TASK DESCRIPTION:
Without the pictures, reproduce the records that follow exactly.

EXTRACTED RECORDS:
- - - -

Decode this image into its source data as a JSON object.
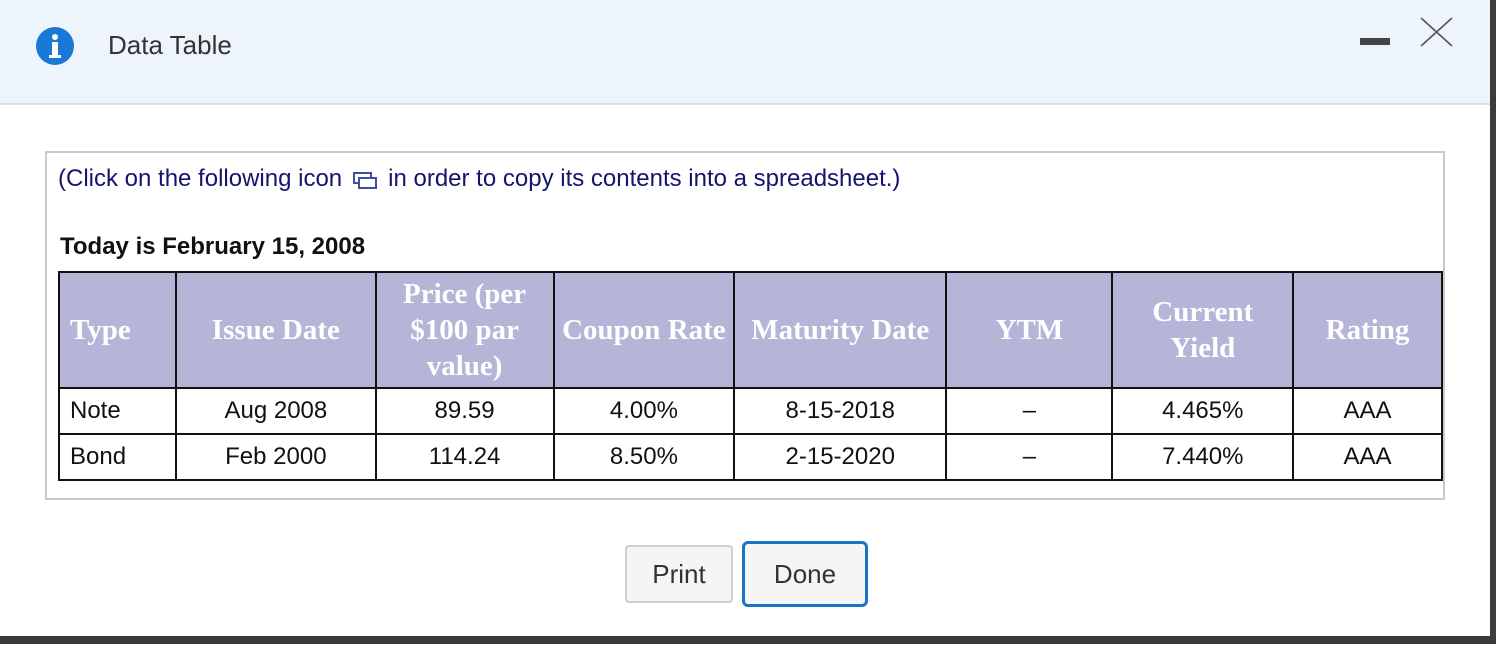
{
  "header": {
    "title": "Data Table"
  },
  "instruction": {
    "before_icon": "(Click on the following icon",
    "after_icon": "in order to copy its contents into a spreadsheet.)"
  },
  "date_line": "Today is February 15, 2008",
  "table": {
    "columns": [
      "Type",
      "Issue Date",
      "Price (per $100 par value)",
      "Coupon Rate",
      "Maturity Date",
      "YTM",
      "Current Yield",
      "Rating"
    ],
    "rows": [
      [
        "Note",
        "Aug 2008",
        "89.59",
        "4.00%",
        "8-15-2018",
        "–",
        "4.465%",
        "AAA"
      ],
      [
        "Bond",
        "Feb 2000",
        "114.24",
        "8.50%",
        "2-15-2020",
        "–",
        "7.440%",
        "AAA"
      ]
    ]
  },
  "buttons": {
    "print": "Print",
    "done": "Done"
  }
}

- - - -

EXPECTED ANSWER:
Decode this image into its source data as a JSON object.
{
  "header": {
    "title": "Data Table"
  },
  "instruction": {
    "before_icon": "(Click on the following icon",
    "after_icon": "in order to copy its contents into a spreadsheet.)"
  },
  "date_line": "Today is February 15, 2008",
  "table": {
    "columns": [
      "Type",
      "Issue Date",
      "Price (per $100 par value)",
      "Coupon Rate",
      "Maturity Date",
      "YTM",
      "Current Yield",
      "Rating"
    ],
    "rows": [
      [
        "Note",
        "Aug 2008",
        "89.59",
        "4.00%",
        "8-15-2018",
        "–",
        "4.465%",
        "AAA"
      ],
      [
        "Bond",
        "Feb 2000",
        "114.24",
        "8.50%",
        "2-15-2020",
        "–",
        "7.440%",
        "AAA"
      ]
    ]
  },
  "buttons": {
    "print": "Print",
    "done": "Done"
  }
}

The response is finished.